WRITTEN PROBLEM.
Set each entry down verbatim, omitting images.

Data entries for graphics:
——————

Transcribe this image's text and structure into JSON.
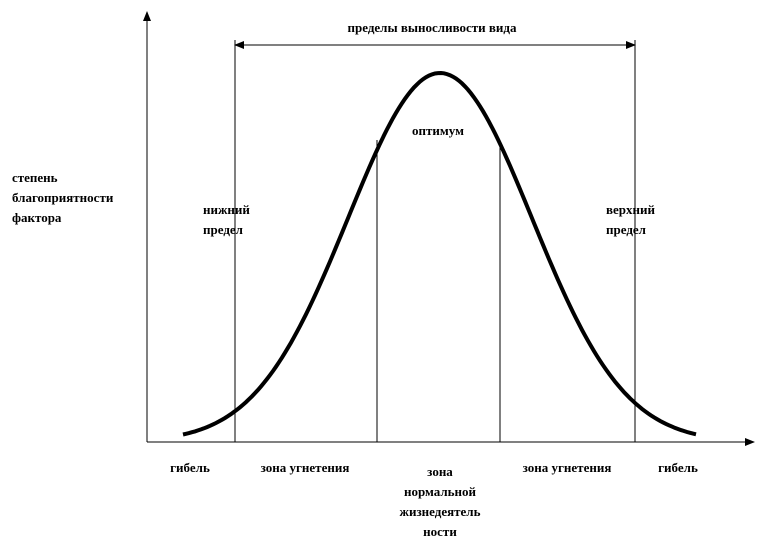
{
  "title": "пределы выносливости вида",
  "optimum": "оптимум",
  "y_axis_label": [
    "степень",
    "благоприятности",
    "фактора"
  ],
  "lower_limit": [
    "нижний",
    "предел"
  ],
  "upper_limit": [
    "верхний",
    "предел"
  ],
  "zones": {
    "death_left": "гибель",
    "suppression_left": "зона угнетения",
    "normal": [
      "зона",
      "нормальной",
      "жизнедеятель",
      "ности"
    ],
    "suppression_right": "зона угнетения",
    "death_right": "гибель"
  }
}
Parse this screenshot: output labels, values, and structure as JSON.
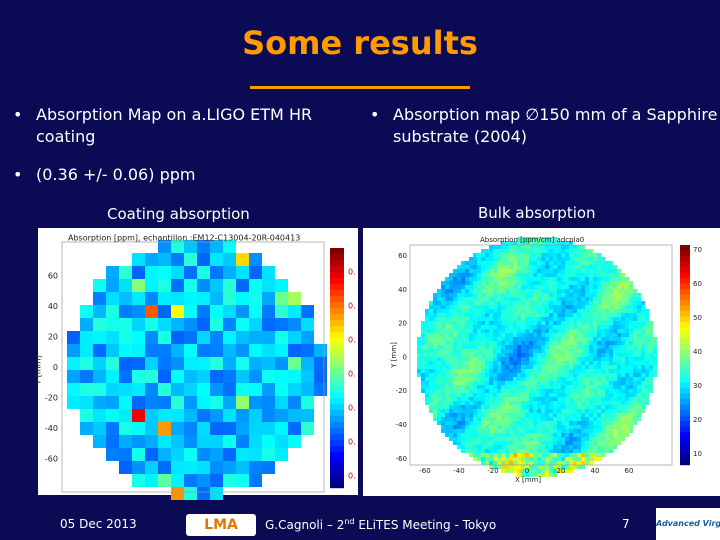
{
  "title": "Some results",
  "bullets": {
    "left": "Absorption Map on a.LIGO ETM HR coating",
    "right": "Absorption map ∅150 mm of a Sapphire substrate (2004)",
    "result": "(0.36 +/- 0.06) ppm"
  },
  "captions": {
    "left": "Coating absorption",
    "right": "Bulk absorption"
  },
  "coating_map": {
    "title": "Absorption [ppm], echantillon :EM12-C13004-20R-040413",
    "ylabel": "Y [mm]",
    "yticks": [
      "60",
      "40",
      "20",
      "0",
      "-20",
      "-40",
      "-60"
    ],
    "colorbar_labels": [
      "0.",
      "0.",
      "0.",
      "0.",
      "0.",
      "0.",
      "0."
    ]
  },
  "bulk_map": {
    "title": "Absorption [ppm/cm] adcpla0",
    "ylabel": "Y [mm]",
    "xlabel": "X [mm]",
    "yticks": [
      "60",
      "40",
      "20",
      "0",
      "-20",
      "-40",
      "-60"
    ],
    "xticks": [
      "-60",
      "-40",
      "-20",
      "0",
      "20",
      "40",
      "60"
    ],
    "colorbar_labels": [
      "70",
      "60",
      "50",
      "40",
      "30",
      "20",
      "10"
    ]
  },
  "footer": {
    "date": "05 Dec 2013",
    "author": "G.Cagnoli – 2",
    "superscript": "nd",
    "event": " ELiTES Meeting - Tokyo",
    "page": "7",
    "logo_left": "LMA",
    "logo_right": "Advanced Virgo"
  }
}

——————

WORKED ANSWER.
Transcribe this image's text and structure into JSON.
{
  "title": "пределы выносливости вида",
  "optimum": "оптимум",
  "y_axis_label": [
    "степень",
    "благоприятности",
    "фактора"
  ],
  "lower_limit": [
    "нижний",
    "предел"
  ],
  "upper_limit": [
    "верхний",
    "предел"
  ],
  "zones": {
    "death_left": "гибель",
    "suppression_left": "зона угнетения",
    "normal": [
      "зона",
      "нормальной",
      "жизнедеятель",
      "ности"
    ],
    "suppression_right": "зона угнетения",
    "death_right": "гибель"
  }
}
Parse this screenshot: output labels, values, and structure as JSON.
{
  "title": "Some results",
  "bullets": {
    "left": "Absorption Map on a.LIGO ETM HR coating",
    "right": "Absorption map ∅150 mm of a Sapphire substrate (2004)",
    "result": "(0.36 +/- 0.06) ppm"
  },
  "captions": {
    "left": "Coating absorption",
    "right": "Bulk absorption"
  },
  "coating_map": {
    "title": "Absorption [ppm], echantillon :EM12-C13004-20R-040413",
    "ylabel": "Y [mm]",
    "yticks": [
      "60",
      "40",
      "20",
      "0",
      "-20",
      "-40",
      "-60"
    ],
    "colorbar_labels": [
      "0.",
      "0.",
      "0.",
      "0.",
      "0.",
      "0.",
      "0."
    ]
  },
  "bulk_map": {
    "title": "Absorption [ppm/cm] adcpla0",
    "ylabel": "Y [mm]",
    "xlabel": "X [mm]",
    "yticks": [
      "60",
      "40",
      "20",
      "0",
      "-20",
      "-40",
      "-60"
    ],
    "xticks": [
      "-60",
      "-40",
      "-20",
      "0",
      "20",
      "40",
      "60"
    ],
    "colorbar_labels": [
      "70",
      "60",
      "50",
      "40",
      "30",
      "20",
      "10"
    ]
  },
  "footer": {
    "date": "05 Dec 2013",
    "author": "G.Cagnoli – 2",
    "superscript": "nd",
    "event": " ELiTES Meeting - Tokyo",
    "page": "7",
    "logo_left": "LMA",
    "logo_right": "Advanced Virgo"
  }
}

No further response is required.